--- BEGIN Data for this exercise ---

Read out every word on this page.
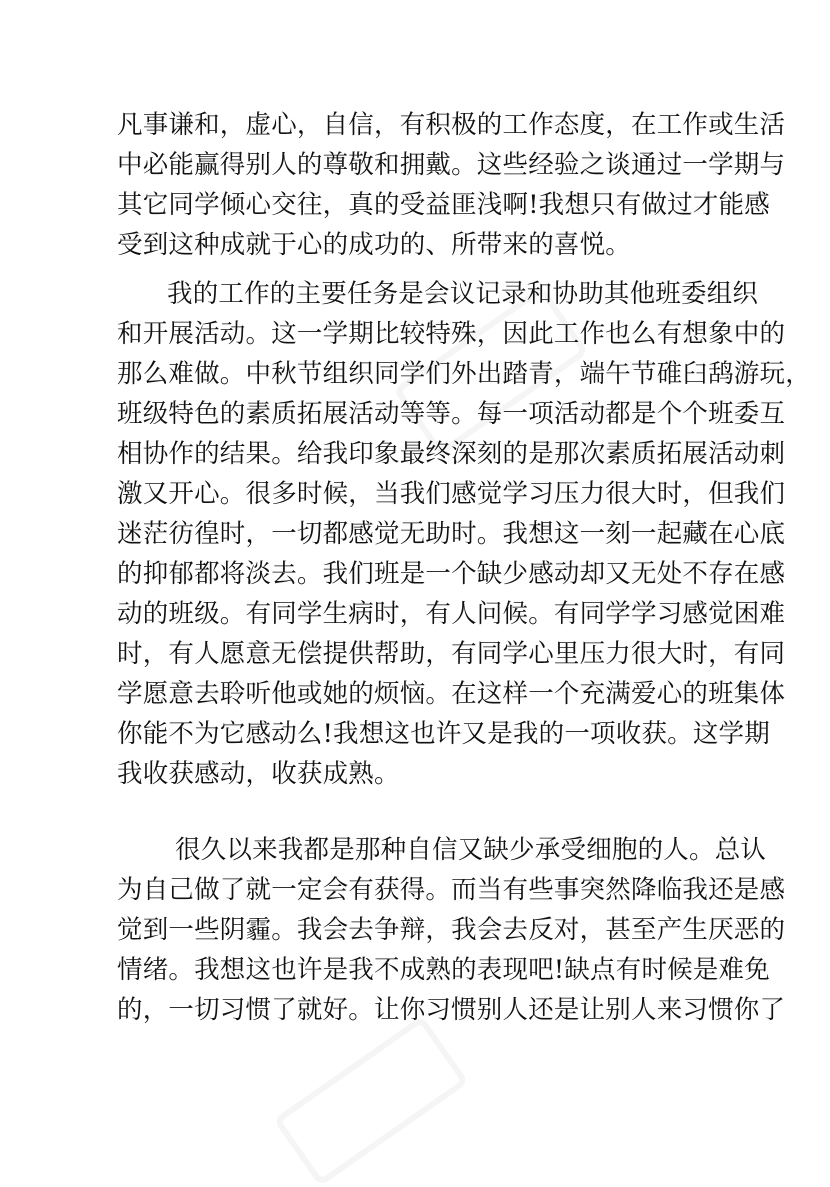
凡事谦和，虚心，自信，有积极的工作态度，在工作或生活
中必能赢得别人的尊敬和拥戴。这些经验之谈通过一学期与
其它同学倾心交往，真的受益匪浅啊!我想只有做过才能感
受到这种成就于心的成功的、所带来的喜悦。
我的工作的主要任务是会议记录和协助其他班委组织
和开展活动。这一学期比较特殊，因此工作也么有想象中的
那么难做。中秋节组织同学们外出踏青，端午节碓臼鸹游玩，
班级特色的素质拓展活动等等。每一项活动都是个个班委互
相协作的结果。给我印象最终深刻的是那次素质拓展活动刺
激又开心。很多时候，当我们感觉学习压力很大时，但我们
迷茫彷徨时，一切都感觉无助时。我想这一刻一起藏在心底
的抑郁都将淡去。我们班是一个缺少感动却又无处不存在感
动的班级。有同学生病时，有人问候。有同学学习感觉困难
时，有人愿意无偿提供帮助，有同学心里压力很大时，有同
学愿意去聆听他或她的烦恼。在这样一个充满爱心的班集体
你能不为它感动么!我想这也许又是我的一项收获。这学期
我收获感动，收获成熟。
很久以来我都是那种自信又缺少承受细胞的人。总认
为自己做了就一定会有获得。而当有些事突然降临我还是感
觉到一些阴霾。我会去争辩，我会去反对，甚至产生厌恶的
情绪。我想这也许是我不成熟的表现吧!缺点有时候是难免
的，一切习惯了就好。让你习惯别人还是让别人来习惯你了
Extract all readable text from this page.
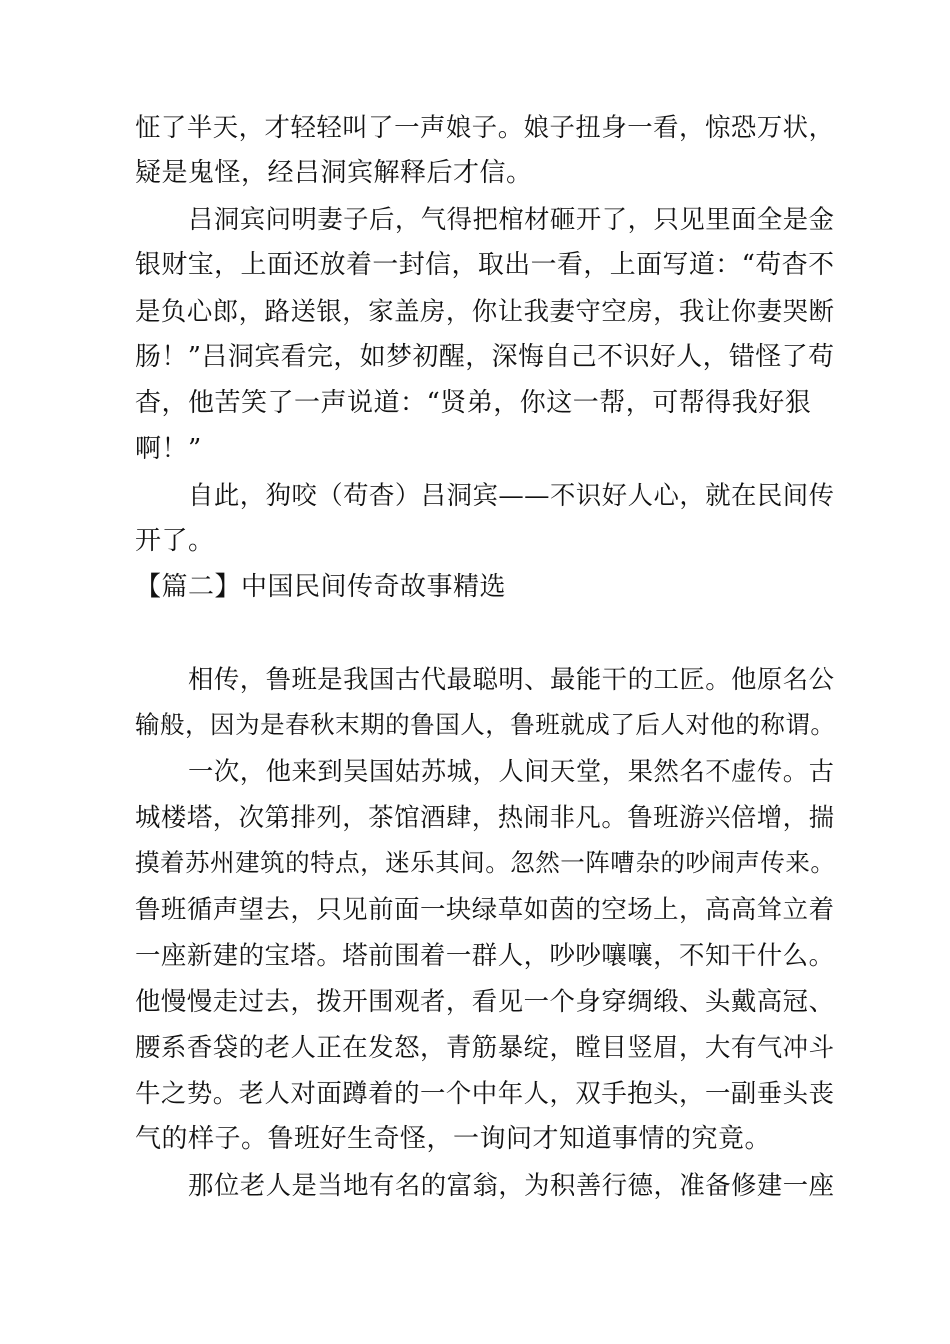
怔了半天，才轻轻叫了一声娘子。娘子扭身一看，惊恐万状，
疑是鬼怪，经吕洞宾解释后才信。
吕洞宾问明妻子后，气得把棺材砸开了，只见里面全是金
银财宝，上面还放着一封信，取出一看，上面写道：“苟杳不
是负心郎，路送银，家盖房，你让我妻守空房，我让你妻哭断
肠！”吕洞宾看完，如梦初醒，深悔自己不识好人，错怪了苟
杳，他苦笑了一声说道：“贤弟，你这一帮，可帮得我好狠
啊！”
自此，狗咬（苟杳）吕洞宾——不识好人心，就在民间传
开了。
【篇二】中国民间传奇故事精选
相传，鲁班是我国古代最聪明、最能干的工匠。他原名公
输般，因为是春秋末期的鲁国人，鲁班就成了后人对他的称谓。
一次，他来到吴国姑苏城，人间天堂，果然名不虚传。古
城楼塔，次第排列，茶馆酒肆，热闹非凡。鲁班游兴倍增，揣
摸着苏州建筑的特点，迷乐其间。忽然一阵嘈杂的吵闹声传来。
鲁班循声望去，只见前面一块绿草如茵的空场上，高高耸立着
一座新建的宝塔。塔前围着一群人，吵吵嚷嚷，不知干什么。
他慢慢走过去，拨开围观者，看见一个身穿绸缎、头戴高冠、
腰系香袋的老人正在发怒，青筋暴绽，瞠目竖眉，大有气冲斗
牛之势。老人对面蹲着的一个中年人，双手抱头，一副垂头丧
气的样子。鲁班好生奇怪，一询问才知道事情的究竟。
那位老人是当地有名的富翁，为积善行德，准备修建一座
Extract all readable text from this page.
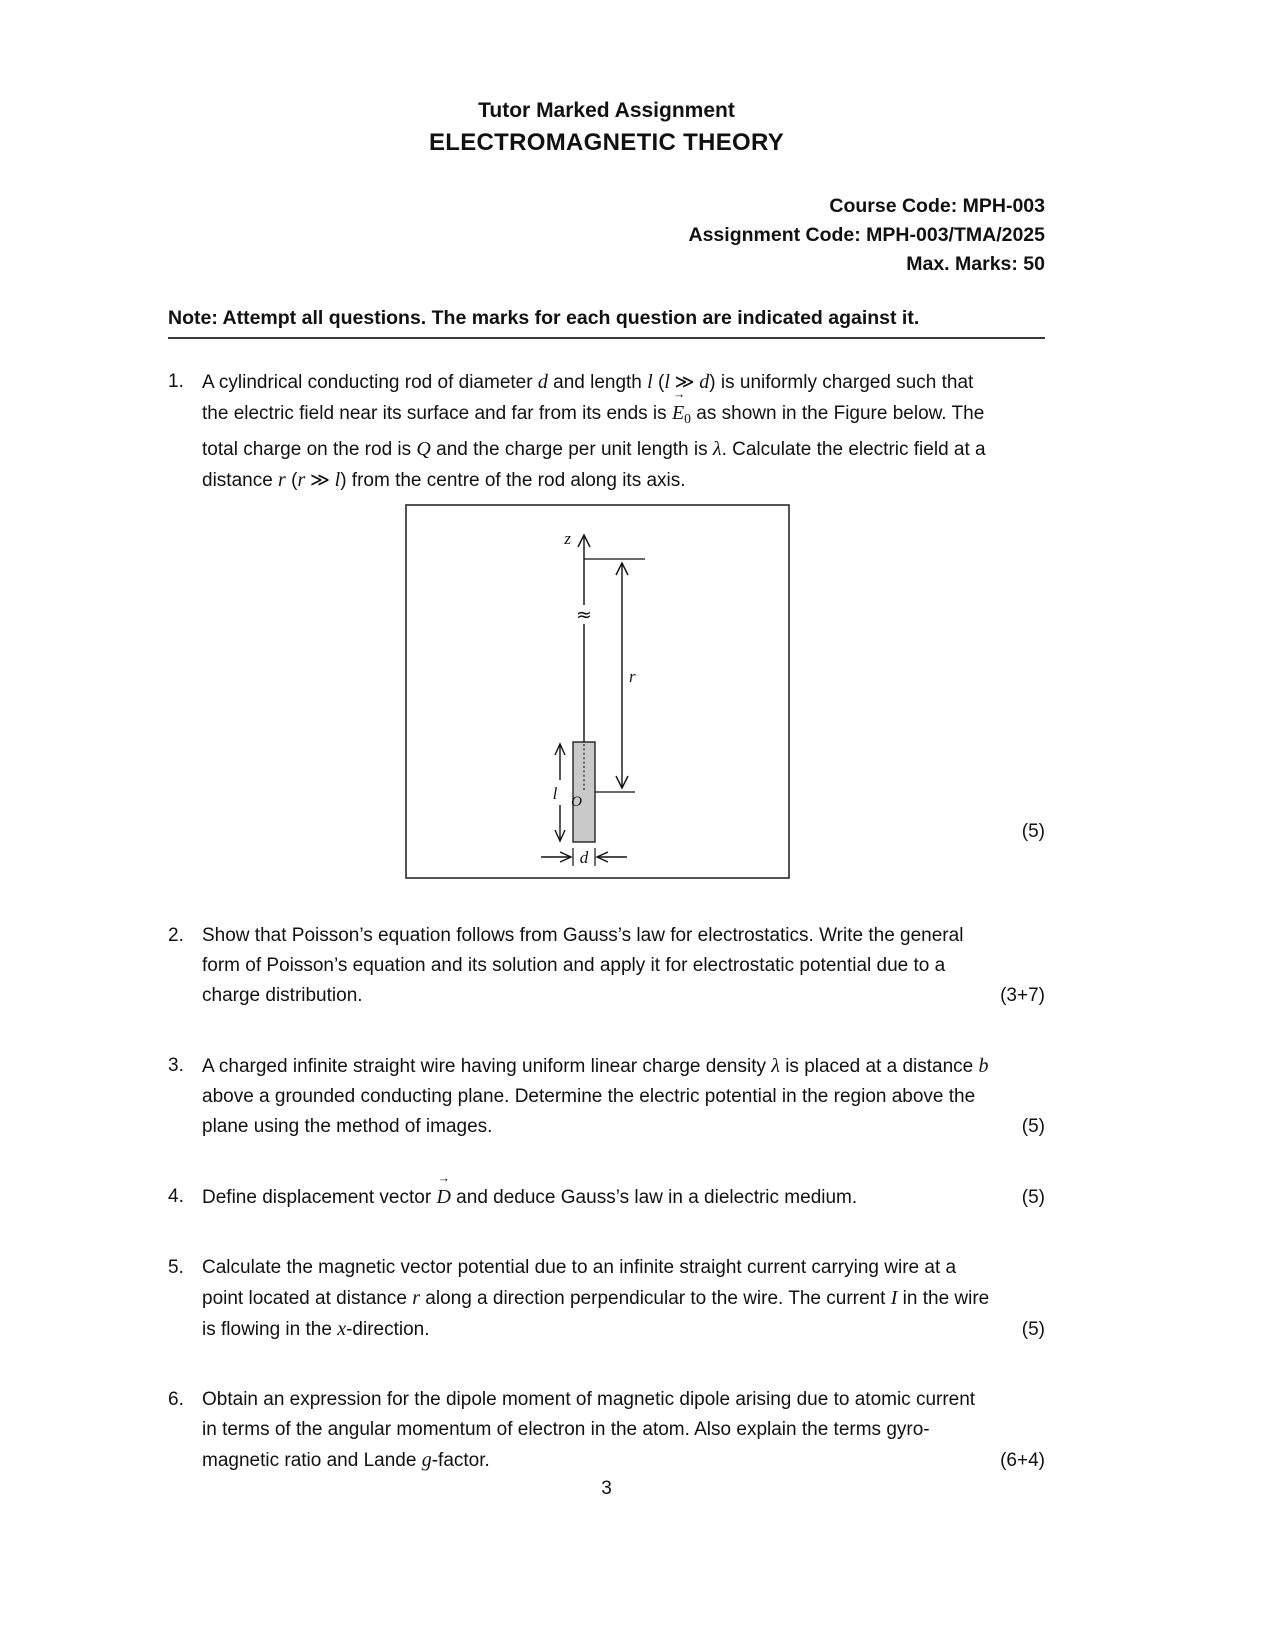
Tutor Marked Assignment
ELECTROMAGNETIC THEORY
Course Code: MPH-003
Assignment Code: MPH-003/TMA/2025
Max. Marks: 50
Note: Attempt all questions. The marks for each question are indicated against it.
1. A cylindrical conducting rod of diameter d and length l (l ≫ d) is uniformly charged such that the electric field near its surface and far from its ends is → $E_0$ as shown in the Figure below. The total charge on the rod is Q and the charge per unit length is λ. Calculate the electric field at a distance r (r ≫ l) from the centre of the rod along its axis.
z
≈
r
O
l
d
(5)
2. Show that Poisson’s equation follows from Gauss’s law for electrostatics. Write the general form of Poisson’s equation and its solution and apply it for electrostatic potential due to a charge distribution.	(3+7)
3. A charged infinite straight wire having uniform linear charge density λ is placed at a distance b above a grounded conducting plane. Determine the electric potential in the region above the plane using the method of images.	(5)
4. Define displacement vector → D and deduce Gauss’s law in a dielectric medium.	(5)
5. Calculate the magnetic vector potential due to an infinite straight current carrying wire at a point located at distance r along a direction perpendicular to the wire. The current I in the wire is flowing in the x-direction.	(5)
6. Obtain an expression for the dipole moment of magnetic dipole arising due to atomic current in terms of the angular momentum of electron in the atom. Also explain the terms gyro-magnetic ratio and Lande g-factor.	(6+4)
3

--- END Data for this exercise ---

=== Short exercise ===
Output the records above exactly; leave out the pictures.

=== Output of the exercise ===
Read out every word on this page.
凡事谦和，虚心，自信，有积极的工作态度，在工作或生活
中必能赢得别人的尊敬和拥戴。这些经验之谈通过一学期与
其它同学倾心交往，真的受益匪浅啊!我想只有做过才能感
受到这种成就于心的成功的、所带来的喜悦。
我的工作的主要任务是会议记录和协助其他班委组织
和开展活动。这一学期比较特殊，因此工作也么有想象中的
那么难做。中秋节组织同学们外出踏青，端午节碓臼鸹游玩，
班级特色的素质拓展活动等等。每一项活动都是个个班委互
相协作的结果。给我印象最终深刻的是那次素质拓展活动刺
激又开心。很多时候，当我们感觉学习压力很大时，但我们
迷茫彷徨时，一切都感觉无助时。我想这一刻一起藏在心底
的抑郁都将淡去。我们班是一个缺少感动却又无处不存在感
动的班级。有同学生病时，有人问候。有同学学习感觉困难
时，有人愿意无偿提供帮助，有同学心里压力很大时，有同
学愿意去聆听他或她的烦恼。在这样一个充满爱心的班集体
你能不为它感动么!我想这也许又是我的一项收获。这学期
我收获感动，收获成熟。
很久以来我都是那种自信又缺少承受细胞的人。总认
为自己做了就一定会有获得。而当有些事突然降临我还是感
觉到一些阴霾。我会去争辩，我会去反对，甚至产生厌恶的
情绪。我想这也许是我不成熟的表现吧!缺点有时候是难免
的，一切习惯了就好。让你习惯别人还是让别人来习惯你了
Extract all readable text from this page.
怔了半天，才轻轻叫了一声娘子。娘子扭身一看，惊恐万状，
疑是鬼怪，经吕洞宾解释后才信。
吕洞宾问明妻子后，气得把棺材砸开了，只见里面全是金
银财宝，上面还放着一封信，取出一看，上面写道：“苟杳不
是负心郎，路送银，家盖房，你让我妻守空房，我让你妻哭断
肠！”吕洞宾看完，如梦初醒，深悔自己不识好人，错怪了苟
杳，他苦笑了一声说道：“贤弟，你这一帮，可帮得我好狠
啊！”
自此，狗咬（苟杳）吕洞宾——不识好人心，就在民间传
开了。
【篇二】中国民间传奇故事精选
相传，鲁班是我国古代最聪明、最能干的工匠。他原名公
输般，因为是春秋末期的鲁国人，鲁班就成了后人对他的称谓。
一次，他来到吴国姑苏城，人间天堂，果然名不虚传。古
城楼塔，次第排列，茶馆酒肆，热闹非凡。鲁班游兴倍增，揣
摸着苏州建筑的特点，迷乐其间。忽然一阵嘈杂的吵闹声传来。
鲁班循声望去，只见前面一块绿草如茵的空场上，高高耸立着
一座新建的宝塔。塔前围着一群人，吵吵嚷嚷，不知干什么。
他慢慢走过去，拨开围观者，看见一个身穿绸缎、头戴高冠、
腰系香袋的老人正在发怒，青筋暴绽，瞠目竖眉，大有气冲斗
牛之势。老人对面蹲着的一个中年人，双手抱头，一副垂头丧
气的样子。鲁班好生奇怪，一询问才知道事情的究竟。
那位老人是当地有名的富翁，为积善行德，准备修建一座
Extract all readable text from this page.
Tutor Marked Assignment
ELECTROMAGNETIC THEORY
Course Code: MPH-003
Assignment Code: MPH-003/TMA/2025
Max. Marks: 50
Note: Attempt all questions. The marks for each question are indicated against it.
1. A cylindrical conducting rod of diameter d and length l (l ≫ d) is uniformly charged such that the electric field near its surface and far from its ends is → $E_0$ as shown in the Figure below. The total charge on the rod is Q and the charge per unit length is λ. Calculate the electric field at a distance r (r ≫ l) from the centre of the rod along its axis.
z
≈
r
O
l
d
(5)
2. Show that Poisson’s equation follows from Gauss’s law for electrostatics. Write the general form of Poisson’s equation and its solution and apply it for electrostatic potential due to a charge distribution.	(3+7)
3. A charged infinite straight wire having uniform linear charge density λ is placed at a distance b above a grounded conducting plane. Determine the electric potential in the region above the plane using the method of images.	(5)
4. Define displacement vector → D and deduce Gauss’s law in a dielectric medium.	(5)
5. Calculate the magnetic vector potential due to an infinite straight current carrying wire at a point located at distance r along a direction perpendicular to the wire. The current I in the wire is flowing in the x-direction.	(5)
6. Obtain an expression for the dipole moment of magnetic dipole arising due to atomic current in terms of the angular momentum of electron in the atom. Also explain the terms gyro-magnetic ratio and Lande g-factor.	(6+4)
3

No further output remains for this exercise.